WRITTEN EXERCISE.
Please report every line from the material that contains the word "seront".

EXERCISE MATERIALS.
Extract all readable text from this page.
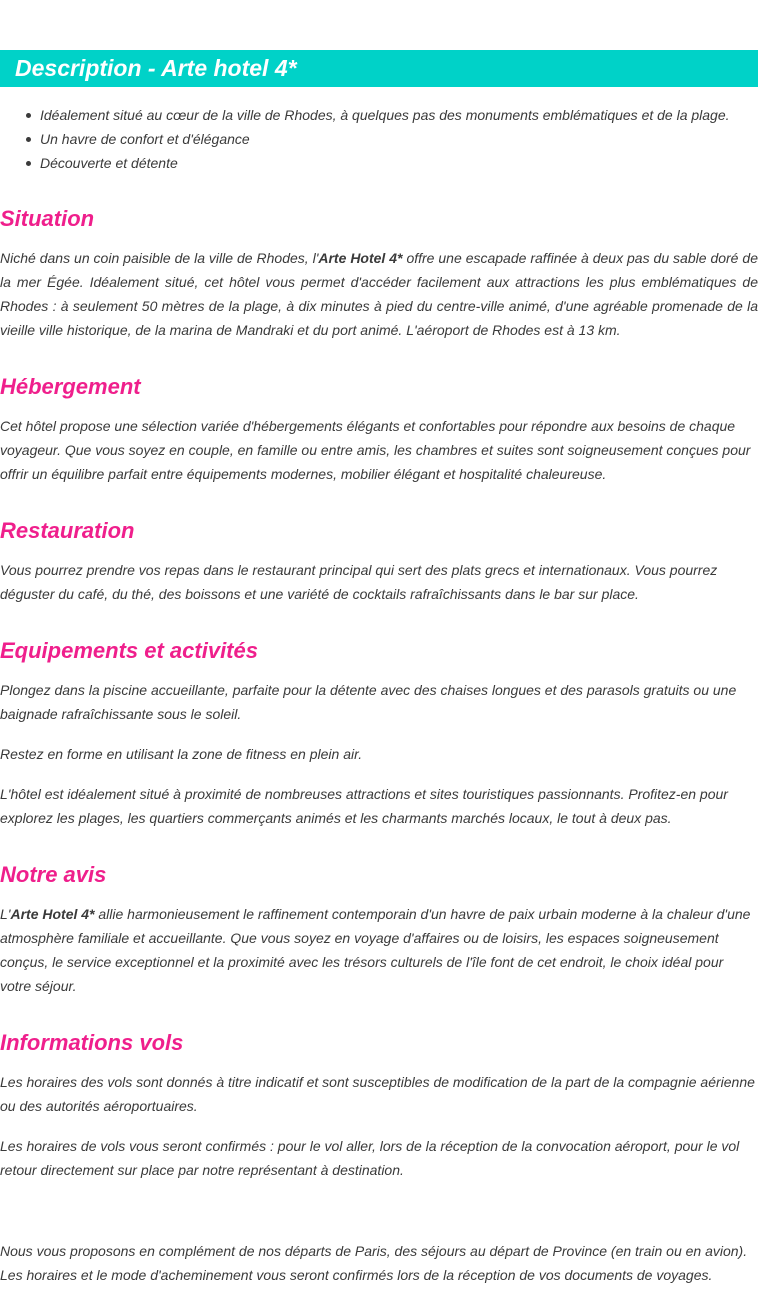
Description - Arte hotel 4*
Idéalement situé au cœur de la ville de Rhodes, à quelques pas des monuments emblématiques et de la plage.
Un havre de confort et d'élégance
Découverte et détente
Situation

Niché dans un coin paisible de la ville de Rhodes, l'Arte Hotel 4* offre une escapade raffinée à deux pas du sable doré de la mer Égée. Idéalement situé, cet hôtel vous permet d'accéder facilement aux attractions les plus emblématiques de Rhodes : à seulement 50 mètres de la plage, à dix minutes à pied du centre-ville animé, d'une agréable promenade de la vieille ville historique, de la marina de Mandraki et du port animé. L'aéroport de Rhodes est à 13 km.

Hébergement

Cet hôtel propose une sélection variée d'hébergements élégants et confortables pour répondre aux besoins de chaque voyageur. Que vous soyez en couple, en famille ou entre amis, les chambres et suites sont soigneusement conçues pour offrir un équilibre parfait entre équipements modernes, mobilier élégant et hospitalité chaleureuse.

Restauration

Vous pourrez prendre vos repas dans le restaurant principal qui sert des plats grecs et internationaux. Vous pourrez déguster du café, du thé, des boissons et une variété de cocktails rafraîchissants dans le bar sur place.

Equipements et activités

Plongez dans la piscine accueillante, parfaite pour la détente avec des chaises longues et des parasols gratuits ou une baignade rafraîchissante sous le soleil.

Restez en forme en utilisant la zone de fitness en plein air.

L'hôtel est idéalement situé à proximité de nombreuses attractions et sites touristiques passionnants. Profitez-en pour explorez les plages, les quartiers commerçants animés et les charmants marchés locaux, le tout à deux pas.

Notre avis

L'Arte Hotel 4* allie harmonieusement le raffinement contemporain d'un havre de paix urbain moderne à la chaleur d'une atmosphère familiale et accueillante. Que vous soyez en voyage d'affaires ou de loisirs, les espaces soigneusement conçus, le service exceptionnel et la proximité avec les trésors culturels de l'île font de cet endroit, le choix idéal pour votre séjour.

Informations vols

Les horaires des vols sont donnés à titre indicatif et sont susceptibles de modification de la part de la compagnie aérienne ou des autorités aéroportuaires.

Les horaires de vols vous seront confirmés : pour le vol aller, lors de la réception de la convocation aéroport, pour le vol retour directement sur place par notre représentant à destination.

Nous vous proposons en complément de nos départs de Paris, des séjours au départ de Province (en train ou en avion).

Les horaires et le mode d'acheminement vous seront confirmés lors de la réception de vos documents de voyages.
==
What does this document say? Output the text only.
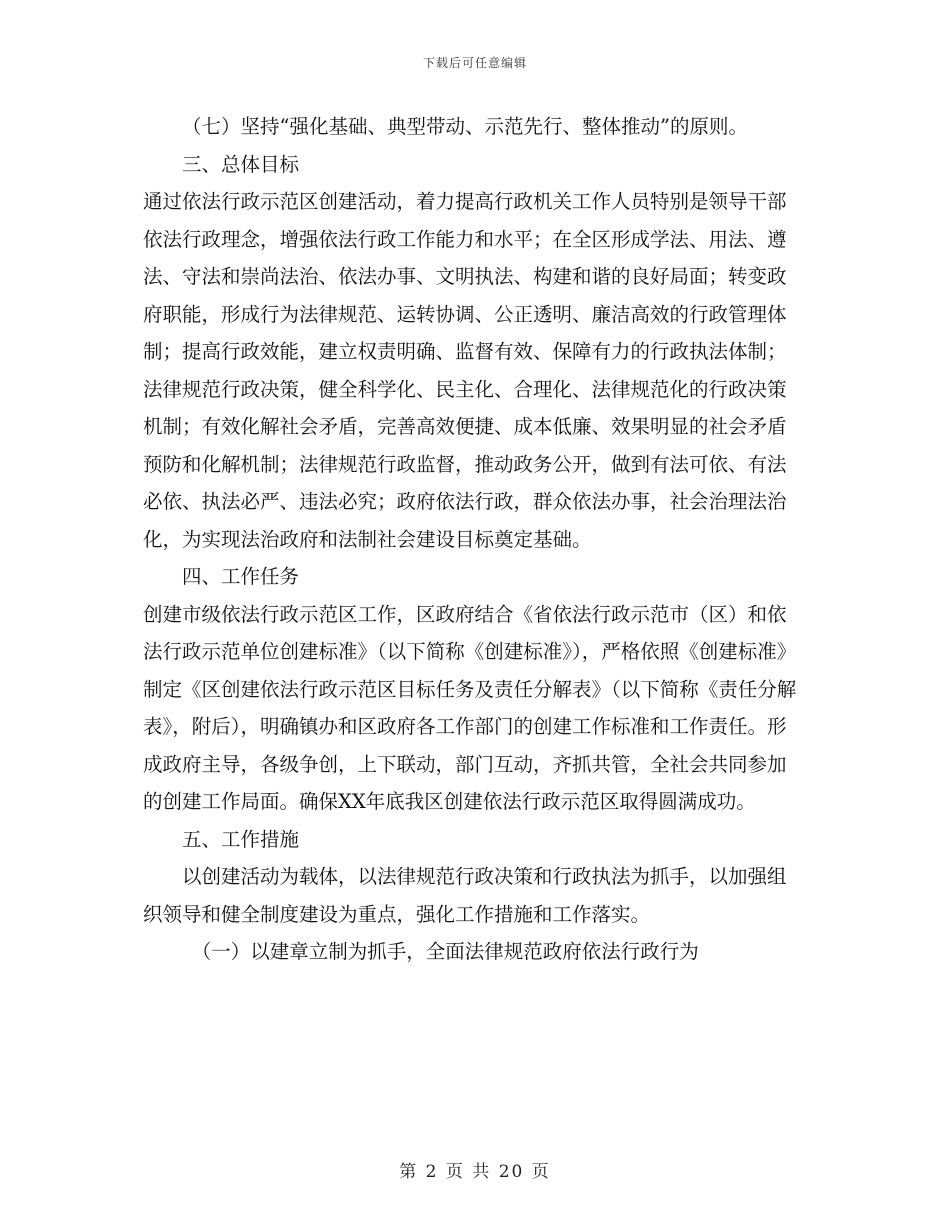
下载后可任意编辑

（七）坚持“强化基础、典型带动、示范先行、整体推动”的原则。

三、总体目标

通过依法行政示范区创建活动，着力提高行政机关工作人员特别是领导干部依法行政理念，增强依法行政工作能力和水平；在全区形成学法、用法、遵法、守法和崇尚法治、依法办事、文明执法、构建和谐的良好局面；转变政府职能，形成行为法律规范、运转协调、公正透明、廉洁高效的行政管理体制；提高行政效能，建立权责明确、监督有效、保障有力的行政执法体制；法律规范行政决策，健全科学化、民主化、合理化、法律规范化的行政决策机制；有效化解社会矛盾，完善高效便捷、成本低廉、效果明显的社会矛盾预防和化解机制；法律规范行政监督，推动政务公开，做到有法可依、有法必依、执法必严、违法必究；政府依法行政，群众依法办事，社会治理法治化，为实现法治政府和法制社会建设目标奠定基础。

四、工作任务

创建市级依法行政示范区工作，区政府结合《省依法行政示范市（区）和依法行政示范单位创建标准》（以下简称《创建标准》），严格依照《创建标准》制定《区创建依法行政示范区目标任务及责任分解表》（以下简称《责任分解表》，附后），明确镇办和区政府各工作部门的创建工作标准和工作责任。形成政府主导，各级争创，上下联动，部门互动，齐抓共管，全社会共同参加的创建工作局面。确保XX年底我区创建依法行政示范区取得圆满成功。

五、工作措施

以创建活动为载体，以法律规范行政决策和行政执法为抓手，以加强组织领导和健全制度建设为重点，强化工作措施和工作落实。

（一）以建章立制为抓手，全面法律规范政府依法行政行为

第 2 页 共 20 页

EXERCISE ANSWER.
Les horaires de vols vous seront confirmés : pour le vol aller, lors de la réception de la convocation aéroport, pour le vol retour directement sur place par notre représentant à destination.
Les horaires et le mode d'acheminement vous seront confirmés lors de la réception de vos documents de voyages.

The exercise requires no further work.